Exercise task – Please write out the complete listing that follows, exactly as it reads.

Dataset records –
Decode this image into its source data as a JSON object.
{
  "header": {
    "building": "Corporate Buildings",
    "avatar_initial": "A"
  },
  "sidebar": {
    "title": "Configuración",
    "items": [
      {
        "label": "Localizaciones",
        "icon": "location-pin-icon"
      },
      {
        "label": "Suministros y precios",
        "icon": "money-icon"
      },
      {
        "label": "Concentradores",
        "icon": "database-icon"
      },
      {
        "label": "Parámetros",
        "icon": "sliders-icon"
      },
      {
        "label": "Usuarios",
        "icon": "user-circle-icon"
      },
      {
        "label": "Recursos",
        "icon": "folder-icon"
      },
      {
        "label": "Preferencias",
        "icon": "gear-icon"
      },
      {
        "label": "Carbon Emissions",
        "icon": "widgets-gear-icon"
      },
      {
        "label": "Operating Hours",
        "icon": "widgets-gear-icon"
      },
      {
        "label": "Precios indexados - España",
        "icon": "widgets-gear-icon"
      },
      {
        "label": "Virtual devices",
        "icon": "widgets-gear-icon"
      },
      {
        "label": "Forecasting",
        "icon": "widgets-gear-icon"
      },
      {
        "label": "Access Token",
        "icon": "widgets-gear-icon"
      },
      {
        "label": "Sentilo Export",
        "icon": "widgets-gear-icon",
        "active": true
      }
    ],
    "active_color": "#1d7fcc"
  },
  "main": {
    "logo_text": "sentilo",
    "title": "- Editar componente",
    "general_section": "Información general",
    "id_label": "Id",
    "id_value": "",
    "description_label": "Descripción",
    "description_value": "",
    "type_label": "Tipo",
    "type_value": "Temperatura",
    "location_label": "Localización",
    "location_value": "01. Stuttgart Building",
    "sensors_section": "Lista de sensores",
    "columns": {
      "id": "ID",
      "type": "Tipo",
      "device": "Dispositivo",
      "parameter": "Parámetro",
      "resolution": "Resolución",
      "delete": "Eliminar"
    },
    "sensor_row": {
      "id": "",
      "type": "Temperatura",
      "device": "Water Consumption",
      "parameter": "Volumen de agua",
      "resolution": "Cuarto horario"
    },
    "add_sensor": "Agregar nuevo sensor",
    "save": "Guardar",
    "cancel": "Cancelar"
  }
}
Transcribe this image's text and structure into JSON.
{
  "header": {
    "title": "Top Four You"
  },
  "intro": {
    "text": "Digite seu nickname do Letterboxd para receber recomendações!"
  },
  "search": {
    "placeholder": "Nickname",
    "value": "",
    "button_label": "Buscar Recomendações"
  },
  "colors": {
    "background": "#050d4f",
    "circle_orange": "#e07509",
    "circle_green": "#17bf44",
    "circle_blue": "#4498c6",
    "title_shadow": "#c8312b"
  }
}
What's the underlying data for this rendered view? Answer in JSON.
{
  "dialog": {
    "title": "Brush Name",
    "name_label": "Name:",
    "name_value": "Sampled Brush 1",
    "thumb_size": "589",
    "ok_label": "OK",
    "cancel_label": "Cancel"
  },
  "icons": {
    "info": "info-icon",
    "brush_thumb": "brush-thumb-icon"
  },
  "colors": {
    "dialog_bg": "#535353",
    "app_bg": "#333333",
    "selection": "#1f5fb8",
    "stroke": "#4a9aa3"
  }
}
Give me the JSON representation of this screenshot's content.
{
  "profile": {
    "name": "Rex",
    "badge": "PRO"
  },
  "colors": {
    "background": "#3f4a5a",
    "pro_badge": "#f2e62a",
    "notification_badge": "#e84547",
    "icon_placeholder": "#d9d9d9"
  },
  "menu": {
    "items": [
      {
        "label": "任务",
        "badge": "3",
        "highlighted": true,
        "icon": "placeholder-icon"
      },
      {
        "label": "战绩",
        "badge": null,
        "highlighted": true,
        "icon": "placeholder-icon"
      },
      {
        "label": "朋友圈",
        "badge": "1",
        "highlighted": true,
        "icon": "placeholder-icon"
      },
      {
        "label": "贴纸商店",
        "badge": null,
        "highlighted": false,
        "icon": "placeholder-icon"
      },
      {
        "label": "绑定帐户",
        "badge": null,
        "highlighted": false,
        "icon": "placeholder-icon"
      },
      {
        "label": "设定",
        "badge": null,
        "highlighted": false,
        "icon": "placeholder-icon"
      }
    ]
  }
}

Written answer –
Decode this image into its source data as a JSON object.
{
  "header": {
    "building": "Corporate Buildings",
    "avatar_initial": "A"
  },
  "sidebar": {
    "title": "Configuración",
    "items": [
      {
        "label": "Localizaciones",
        "icon": "location-pin-icon"
      },
      {
        "label": "Suministros y precios",
        "icon": "money-icon"
      },
      {
        "label": "Concentradores",
        "icon": "database-icon"
      },
      {
        "label": "Parámetros",
        "icon": "sliders-icon"
      },
      {
        "label": "Usuarios",
        "icon": "user-circle-icon"
      },
      {
        "label": "Recursos",
        "icon": "folder-icon"
      },
      {
        "label": "Preferencias",
        "icon": "gear-icon"
      },
      {
        "label": "Carbon Emissions",
        "icon": "widgets-gear-icon"
      },
      {
        "label": "Operating Hours",
        "icon": "widgets-gear-icon"
      },
      {
        "label": "Precios indexados - España",
        "icon": "widgets-gear-icon"
      },
      {
        "label": "Virtual devices",
        "icon": "widgets-gear-icon"
      },
      {
        "label": "Forecasting",
        "icon": "widgets-gear-icon"
      },
      {
        "label": "Access Token",
        "icon": "widgets-gear-icon"
      },
      {
        "label": "Sentilo Export",
        "icon": "widgets-gear-icon",
        "active": true
      }
    ],
    "active_color": "#1d7fcc"
  },
  "main": {
    "logo_text": "sentilo",
    "title": "- Editar componente",
    "general_section": "Información general",
    "id_label": "Id",
    "id_value": "",
    "description_label": "Descripción",
    "description_value": "",
    "type_label": "Tipo",
    "type_value": "Temperatura",
    "location_label": "Localización",
    "location_value": "01. Stuttgart Building",
    "sensors_section": "Lista de sensores",
    "columns": {
      "id": "ID",
      "type": "Tipo",
      "device": "Dispositivo",
      "parameter": "Parámetro",
      "resolution": "Resolución",
      "delete": "Eliminar"
    },
    "sensor_row": {
      "id": "",
      "type": "Temperatura",
      "device": "Water Consumption",
      "parameter": "Volumen de agua",
      "resolution": "Cuarto horario"
    },
    "add_sensor": "Agregar nuevo sensor",
    "save": "Guardar",
    "cancel": "Cancelar"
  }
}
Transcribe this image's text and structure into JSON.
{
  "header": {
    "title": "Top Four You"
  },
  "intro": {
    "text": "Digite seu nickname do Letterboxd para receber recomendações!"
  },
  "search": {
    "placeholder": "Nickname",
    "value": "",
    "button_label": "Buscar Recomendações"
  },
  "colors": {
    "background": "#050d4f",
    "circle_orange": "#e07509",
    "circle_green": "#17bf44",
    "circle_blue": "#4498c6",
    "title_shadow": "#c8312b"
  }
}
What's the underlying data for this rendered view? Answer in JSON.
{
  "dialog": {
    "title": "Brush Name",
    "name_label": "Name:",
    "name_value": "Sampled Brush 1",
    "thumb_size": "589",
    "ok_label": "OK",
    "cancel_label": "Cancel"
  },
  "icons": {
    "info": "info-icon",
    "brush_thumb": "brush-thumb-icon"
  },
  "colors": {
    "dialog_bg": "#535353",
    "app_bg": "#333333",
    "selection": "#1f5fb8",
    "stroke": "#4a9aa3"
  }
}
Give me the JSON representation of this screenshot's content.
{
  "profile": {
    "name": "Rex",
    "badge": "PRO"
  },
  "colors": {
    "background": "#3f4a5a",
    "pro_badge": "#f2e62a",
    "notification_badge": "#e84547",
    "icon_placeholder": "#d9d9d9"
  },
  "menu": {
    "items": [
      {
        "label": "任务",
        "badge": "3",
        "highlighted": true,
        "icon": "placeholder-icon"
      },
      {
        "label": "战绩",
        "badge": null,
        "highlighted": true,
        "icon": "placeholder-icon"
      },
      {
        "label": "朋友圈",
        "badge": "1",
        "highlighted": true,
        "icon": "placeholder-icon"
      },
      {
        "label": "贴纸商店",
        "badge": null,
        "highlighted": false,
        "icon": "placeholder-icon"
      },
      {
        "label": "绑定帐户",
        "badge": null,
        "highlighted": false,
        "icon": "placeholder-icon"
      },
      {
        "label": "设定",
        "badge": null,
        "highlighted": false,
        "icon": "placeholder-icon"
      }
    ]
  }
}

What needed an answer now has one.